=== Extracted records ===

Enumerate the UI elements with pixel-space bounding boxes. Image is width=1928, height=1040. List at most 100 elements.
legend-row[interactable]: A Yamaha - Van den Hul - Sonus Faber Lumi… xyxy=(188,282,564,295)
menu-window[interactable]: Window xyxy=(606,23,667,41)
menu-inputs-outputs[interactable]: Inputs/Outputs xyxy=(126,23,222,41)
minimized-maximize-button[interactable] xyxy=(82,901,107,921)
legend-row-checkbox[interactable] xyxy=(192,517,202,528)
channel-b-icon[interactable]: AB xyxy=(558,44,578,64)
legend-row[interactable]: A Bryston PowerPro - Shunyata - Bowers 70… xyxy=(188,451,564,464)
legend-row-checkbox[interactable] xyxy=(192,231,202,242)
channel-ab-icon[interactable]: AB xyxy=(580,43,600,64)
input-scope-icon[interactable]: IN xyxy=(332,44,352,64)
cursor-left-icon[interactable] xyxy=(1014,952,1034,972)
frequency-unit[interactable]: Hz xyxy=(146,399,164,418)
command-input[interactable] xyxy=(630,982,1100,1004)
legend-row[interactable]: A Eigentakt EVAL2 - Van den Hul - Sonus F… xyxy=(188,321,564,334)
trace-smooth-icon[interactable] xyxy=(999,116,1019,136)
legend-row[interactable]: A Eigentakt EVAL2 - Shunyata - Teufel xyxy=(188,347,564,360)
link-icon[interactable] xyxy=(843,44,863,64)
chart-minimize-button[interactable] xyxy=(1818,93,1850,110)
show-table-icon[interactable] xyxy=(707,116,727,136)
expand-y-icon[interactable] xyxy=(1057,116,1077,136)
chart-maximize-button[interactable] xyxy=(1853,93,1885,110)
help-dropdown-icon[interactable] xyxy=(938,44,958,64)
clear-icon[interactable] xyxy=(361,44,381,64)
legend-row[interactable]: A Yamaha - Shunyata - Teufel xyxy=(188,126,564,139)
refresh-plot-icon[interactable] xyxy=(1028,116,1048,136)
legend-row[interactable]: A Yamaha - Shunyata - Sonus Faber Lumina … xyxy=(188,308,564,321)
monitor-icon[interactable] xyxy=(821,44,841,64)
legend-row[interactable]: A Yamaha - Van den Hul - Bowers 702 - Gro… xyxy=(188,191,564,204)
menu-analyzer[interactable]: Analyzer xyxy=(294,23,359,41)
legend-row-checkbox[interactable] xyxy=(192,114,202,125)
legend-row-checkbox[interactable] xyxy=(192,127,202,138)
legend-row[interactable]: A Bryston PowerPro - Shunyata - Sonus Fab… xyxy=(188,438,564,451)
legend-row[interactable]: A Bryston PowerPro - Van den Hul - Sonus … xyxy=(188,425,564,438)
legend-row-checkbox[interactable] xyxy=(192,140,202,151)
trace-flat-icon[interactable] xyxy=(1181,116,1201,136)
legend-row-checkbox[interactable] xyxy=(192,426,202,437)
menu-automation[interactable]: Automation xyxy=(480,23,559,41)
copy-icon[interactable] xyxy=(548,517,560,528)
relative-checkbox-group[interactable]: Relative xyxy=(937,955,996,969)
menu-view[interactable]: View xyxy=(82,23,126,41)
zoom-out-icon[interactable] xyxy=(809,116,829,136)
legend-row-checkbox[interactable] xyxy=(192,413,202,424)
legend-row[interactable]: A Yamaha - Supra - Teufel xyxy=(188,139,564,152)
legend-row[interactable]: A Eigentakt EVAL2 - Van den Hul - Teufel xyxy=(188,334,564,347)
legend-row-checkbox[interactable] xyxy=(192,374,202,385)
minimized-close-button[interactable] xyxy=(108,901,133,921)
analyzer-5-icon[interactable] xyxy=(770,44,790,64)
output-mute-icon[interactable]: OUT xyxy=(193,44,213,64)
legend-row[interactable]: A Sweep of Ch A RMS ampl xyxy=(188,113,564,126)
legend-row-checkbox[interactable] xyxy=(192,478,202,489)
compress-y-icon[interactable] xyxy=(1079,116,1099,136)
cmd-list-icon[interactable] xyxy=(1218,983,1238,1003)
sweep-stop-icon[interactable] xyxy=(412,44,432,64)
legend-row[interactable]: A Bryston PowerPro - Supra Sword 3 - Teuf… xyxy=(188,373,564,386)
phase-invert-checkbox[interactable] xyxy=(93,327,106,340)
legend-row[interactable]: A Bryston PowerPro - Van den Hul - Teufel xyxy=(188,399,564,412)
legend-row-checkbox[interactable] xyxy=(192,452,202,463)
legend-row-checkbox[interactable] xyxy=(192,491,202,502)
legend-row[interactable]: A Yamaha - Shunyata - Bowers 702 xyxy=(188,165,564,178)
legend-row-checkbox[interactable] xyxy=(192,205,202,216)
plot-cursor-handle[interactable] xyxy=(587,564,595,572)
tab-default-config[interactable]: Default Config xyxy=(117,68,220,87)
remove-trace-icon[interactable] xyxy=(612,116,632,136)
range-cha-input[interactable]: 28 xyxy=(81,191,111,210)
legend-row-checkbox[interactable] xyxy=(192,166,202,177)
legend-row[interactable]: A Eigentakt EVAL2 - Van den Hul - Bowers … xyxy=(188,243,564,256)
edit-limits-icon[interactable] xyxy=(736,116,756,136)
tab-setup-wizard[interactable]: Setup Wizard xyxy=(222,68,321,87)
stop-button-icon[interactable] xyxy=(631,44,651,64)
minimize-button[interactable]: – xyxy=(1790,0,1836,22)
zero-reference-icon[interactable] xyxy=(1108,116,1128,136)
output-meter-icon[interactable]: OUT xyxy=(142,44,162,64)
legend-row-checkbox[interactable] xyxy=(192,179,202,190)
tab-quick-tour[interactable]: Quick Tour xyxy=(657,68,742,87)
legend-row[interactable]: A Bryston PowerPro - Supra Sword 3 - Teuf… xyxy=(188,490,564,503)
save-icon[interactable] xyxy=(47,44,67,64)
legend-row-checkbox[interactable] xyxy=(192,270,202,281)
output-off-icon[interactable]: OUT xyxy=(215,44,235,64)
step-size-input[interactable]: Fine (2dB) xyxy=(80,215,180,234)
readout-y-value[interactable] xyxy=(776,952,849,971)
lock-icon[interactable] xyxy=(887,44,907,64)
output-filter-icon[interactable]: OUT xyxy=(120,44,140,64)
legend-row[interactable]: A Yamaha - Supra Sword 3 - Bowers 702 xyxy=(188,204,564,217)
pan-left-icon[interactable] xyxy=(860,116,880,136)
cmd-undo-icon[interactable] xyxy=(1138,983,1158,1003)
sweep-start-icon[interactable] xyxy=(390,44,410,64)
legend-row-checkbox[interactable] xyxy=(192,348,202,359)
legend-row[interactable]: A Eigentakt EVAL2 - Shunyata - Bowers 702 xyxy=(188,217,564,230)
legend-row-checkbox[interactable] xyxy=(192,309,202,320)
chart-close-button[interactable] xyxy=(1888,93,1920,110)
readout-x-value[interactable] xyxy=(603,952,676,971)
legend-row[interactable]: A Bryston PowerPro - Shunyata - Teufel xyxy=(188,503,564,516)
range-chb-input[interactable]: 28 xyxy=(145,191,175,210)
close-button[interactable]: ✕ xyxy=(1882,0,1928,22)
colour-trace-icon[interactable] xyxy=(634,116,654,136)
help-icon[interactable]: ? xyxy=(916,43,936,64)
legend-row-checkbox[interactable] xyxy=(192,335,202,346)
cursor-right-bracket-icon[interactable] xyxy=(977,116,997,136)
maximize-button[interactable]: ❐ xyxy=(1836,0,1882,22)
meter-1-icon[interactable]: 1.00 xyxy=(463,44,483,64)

===

__Direction__
Reproduce the material above verbatim, line by line, with no changes.

__Problem solution__
Enumerate the UI elements with pixel-space bounding boxes. Image is width=1928, height=1040. List at most 100 elements.
legend-row[interactable]: A Yamaha - Van den Hul - Sonus Faber Lumi… xyxy=(188,282,564,295)
menu-window[interactable]: Window xyxy=(606,23,667,41)
menu-inputs-outputs[interactable]: Inputs/Outputs xyxy=(126,23,222,41)
minimized-maximize-button[interactable] xyxy=(82,901,107,921)
legend-row-checkbox[interactable] xyxy=(192,517,202,528)
channel-b-icon[interactable]: AB xyxy=(558,44,578,64)
legend-row[interactable]: A Bryston PowerPro - Shunyata - Bowers 70… xyxy=(188,451,564,464)
legend-row-checkbox[interactable] xyxy=(192,231,202,242)
channel-ab-icon[interactable]: AB xyxy=(580,43,600,64)
input-scope-icon[interactable]: IN xyxy=(332,44,352,64)
cursor-left-icon[interactable] xyxy=(1014,952,1034,972)
frequency-unit[interactable]: Hz xyxy=(146,399,164,418)
command-input[interactable] xyxy=(630,982,1100,1004)
legend-row[interactable]: A Eigentakt EVAL2 - Van den Hul - Sonus F… xyxy=(188,321,564,334)
trace-smooth-icon[interactable] xyxy=(999,116,1019,136)
legend-row[interactable]: A Eigentakt EVAL2 - Shunyata - Teufel xyxy=(188,347,564,360)
link-icon[interactable] xyxy=(843,44,863,64)
chart-minimize-button[interactable] xyxy=(1818,93,1850,110)
show-table-icon[interactable] xyxy=(707,116,727,136)
expand-y-icon[interactable] xyxy=(1057,116,1077,136)
chart-maximize-button[interactable] xyxy=(1853,93,1885,110)
help-dropdown-icon[interactable] xyxy=(938,44,958,64)
clear-icon[interactable] xyxy=(361,44,381,64)
legend-row[interactable]: A Yamaha - Shunyata - Teufel xyxy=(188,126,564,139)
refresh-plot-icon[interactable] xyxy=(1028,116,1048,136)
legend-row[interactable]: A Yamaha - Shunyata - Sonus Faber Lumina … xyxy=(188,308,564,321)
monitor-icon[interactable] xyxy=(821,44,841,64)
legend-row[interactable]: A Yamaha - Van den Hul - Bowers 702 - Gro… xyxy=(188,191,564,204)
menu-analyzer[interactable]: Analyzer xyxy=(294,23,359,41)
legend-row-checkbox[interactable] xyxy=(192,114,202,125)
legend-row-checkbox[interactable] xyxy=(192,127,202,138)
legend-row[interactable]: A Bryston PowerPro - Shunyata - Sonus Fab… xyxy=(188,438,564,451)
legend-row[interactable]: A Bryston PowerPro - Van den Hul - Sonus … xyxy=(188,425,564,438)
legend-row-checkbox[interactable] xyxy=(192,140,202,151)
trace-flat-icon[interactable] xyxy=(1181,116,1201,136)
legend-row-checkbox[interactable] xyxy=(192,426,202,437)
menu-automation[interactable]: Automation xyxy=(480,23,559,41)
copy-icon[interactable] xyxy=(548,517,560,528)
relative-checkbox-group[interactable]: Relative xyxy=(937,955,996,969)
menu-view[interactable]: View xyxy=(82,23,126,41)
zoom-out-icon[interactable] xyxy=(809,116,829,136)
legend-row-checkbox[interactable] xyxy=(192,413,202,424)
legend-row[interactable]: A Yamaha - Supra - Teufel xyxy=(188,139,564,152)
legend-row[interactable]: A Eigentakt EVAL2 - Van den Hul - Teufel xyxy=(188,334,564,347)
legend-row-checkbox[interactable] xyxy=(192,374,202,385)
minimized-close-button[interactable] xyxy=(108,901,133,921)
analyzer-5-icon[interactable] xyxy=(770,44,790,64)
output-mute-icon[interactable]: OUT xyxy=(193,44,213,64)
legend-row[interactable]: A Sweep of Ch A RMS ampl xyxy=(188,113,564,126)
legend-row-checkbox[interactable] xyxy=(192,478,202,489)
compress-y-icon[interactable] xyxy=(1079,116,1099,136)
cmd-list-icon[interactable] xyxy=(1218,983,1238,1003)
sweep-stop-icon[interactable] xyxy=(412,44,432,64)
legend-row[interactable]: A Bryston PowerPro - Supra Sword 3 - Teuf… xyxy=(188,373,564,386)
phase-invert-checkbox[interactable] xyxy=(93,327,106,340)
legend-row[interactable]: A Bryston PowerPro - Van den Hul - Teufel xyxy=(188,399,564,412)
legend-row-checkbox[interactable] xyxy=(192,452,202,463)
legend-row-checkbox[interactable] xyxy=(192,491,202,502)
legend-row[interactable]: A Yamaha - Shunyata - Bowers 702 xyxy=(188,165,564,178)
legend-row-checkbox[interactable] xyxy=(192,205,202,216)
plot-cursor-handle[interactable] xyxy=(587,564,595,572)
tab-default-config[interactable]: Default Config xyxy=(117,68,220,87)
remove-trace-icon[interactable] xyxy=(612,116,632,136)
range-cha-input[interactable]: 28 xyxy=(81,191,111,210)
legend-row-checkbox[interactable] xyxy=(192,166,202,177)
legend-row[interactable]: A Eigentakt EVAL2 - Van den Hul - Bowers … xyxy=(188,243,564,256)
edit-limits-icon[interactable] xyxy=(736,116,756,136)
tab-setup-wizard[interactable]: Setup Wizard xyxy=(222,68,321,87)
stop-button-icon[interactable] xyxy=(631,44,651,64)
minimize-button[interactable]: – xyxy=(1790,0,1836,22)
zero-reference-icon[interactable] xyxy=(1108,116,1128,136)
output-meter-icon[interactable]: OUT xyxy=(142,44,162,64)
legend-row-checkbox[interactable] xyxy=(192,179,202,190)
tab-quick-tour[interactable]: Quick Tour xyxy=(657,68,742,87)
legend-row[interactable]: A Bryston PowerPro - Supra Sword 3 - Teuf… xyxy=(188,490,564,503)
save-icon[interactable] xyxy=(47,44,67,64)
legend-row-checkbox[interactable] xyxy=(192,270,202,281)
output-off-icon[interactable]: OUT xyxy=(215,44,235,64)
step-size-input[interactable]: Fine (2dB) xyxy=(80,215,180,234)
readout-y-value[interactable] xyxy=(776,952,849,971)
lock-icon[interactable] xyxy=(887,44,907,64)
output-filter-icon[interactable]: OUT xyxy=(120,44,140,64)
legend-row[interactable]: A Yamaha - Supra Sword 3 - Bowers 702 xyxy=(188,204,564,217)
pan-left-icon[interactable] xyxy=(860,116,880,136)
cmd-undo-icon[interactable] xyxy=(1138,983,1158,1003)
sweep-start-icon[interactable] xyxy=(390,44,410,64)
legend-row-checkbox[interactable] xyxy=(192,348,202,359)
legend-row[interactable]: A Eigentakt EVAL2 - Shunyata - Bowers 702 xyxy=(188,217,564,230)
legend-row-checkbox[interactable] xyxy=(192,309,202,320)
chart-close-button[interactable] xyxy=(1888,93,1920,110)
readout-x-value[interactable] xyxy=(603,952,676,971)
legend-row[interactable]: A Bryston PowerPro - Shunyata - Teufel xyxy=(188,503,564,516)
range-chb-input[interactable]: 28 xyxy=(145,191,175,210)
close-button[interactable]: ✕ xyxy=(1882,0,1928,22)
colour-trace-icon[interactable] xyxy=(634,116,654,136)
help-icon[interactable]: ? xyxy=(916,43,936,64)
legend-row-checkbox[interactable] xyxy=(192,335,202,346)
cursor-right-bracket-icon[interactable] xyxy=(977,116,997,136)
maximize-button[interactable]: ❐ xyxy=(1836,0,1882,22)
meter-1-icon[interactable]: 1.00 xyxy=(463,44,483,64)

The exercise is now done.